**Given problem**
Please write the listing below out again exactly, leaving every picture behind.

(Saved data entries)
_____

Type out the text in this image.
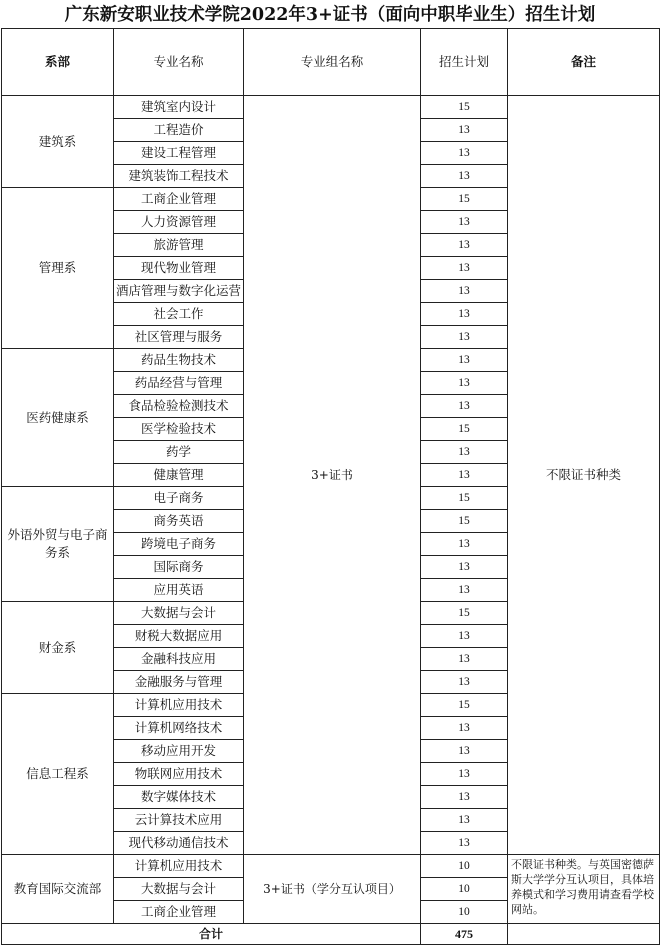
广东新安职业技术学院2022年3+证书（面向中职毕业生）招生计划
系部	专业名称	专业组名称	招生计划	备注
建筑系	建筑室内设计	3+证书	15	不限证书种类
	工程造价		13	
	建设工程管理		13	
	建筑装饰工程技术		13	
管理系	工商企业管理		15	
	人力资源管理		13	
	旅游管理		13	
	现代物业管理		13	
	酒店管理与数字化运营		13	
	社会工作		13	
	社区管理与服务		13	
医药健康系	药品生物技术		13	
	药品经营与管理		13	
	食品检验检测技术		13	
	医学检验技术		15	
	药学		13	
	健康管理		13	
外语外贸与电子商务系	电子商务		15	
	商务英语		15	
	跨境电子商务		13	
	国际商务		13	
	应用英语		13	
财金系	大数据与会计		15	
	财税大数据应用		13	
	金融科技应用		13	
	金融服务与管理		13	
信息工程系	计算机应用技术		15	
	计算机网络技术		13	
	移动应用开发		13	
	物联网应用技术		13	
	数字媒体技术		13	
	云计算技术应用		13	
	现代移动通信技术		13	
教育国际交流部	计算机应用技术	3+证书（学分互认项目）	10	不限证书种类。与英国密德萨斯大学学分互认项目，具体培养模式和学习费用请查看学校网站。
	大数据与会计		10	
	工商企业管理		10	
合计			475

_____

**Reply**
Type out the text in this image.
广东新安职业技术学院2022年3+证书（面向中职毕业生）招生计划
系部	专业名称	专业组名称	招生计划	备注
建筑系	建筑室内设计	3+证书	15	不限证书种类
	工程造价		13	
	建设工程管理		13	
	建筑装饰工程技术		13	
管理系	工商企业管理		15	
	人力资源管理		13	
	旅游管理		13	
	现代物业管理		13	
	酒店管理与数字化运营		13	
	社会工作		13	
	社区管理与服务		13	
医药健康系	药品生物技术		13	
	药品经营与管理		13	
	食品检验检测技术		13	
	医学检验技术		15	
	药学		13	
	健康管理		13	
外语外贸与电子商务系	电子商务		15	
	商务英语		15	
	跨境电子商务		13	
	国际商务		13	
	应用英语		13	
财金系	大数据与会计		15	
	财税大数据应用		13	
	金融科技应用		13	
	金融服务与管理		13	
信息工程系	计算机应用技术		15	
	计算机网络技术		13	
	移动应用开发		13	
	物联网应用技术		13	
	数字媒体技术		13	
	云计算技术应用		13	
	现代移动通信技术		13	
教育国际交流部	计算机应用技术	3+证书（学分互认项目）	10	不限证书种类。与英国密德萨斯大学学分互认项目，具体培养模式和学习费用请查看学校网站。
	大数据与会计		10	
	工商企业管理		10	
合计			475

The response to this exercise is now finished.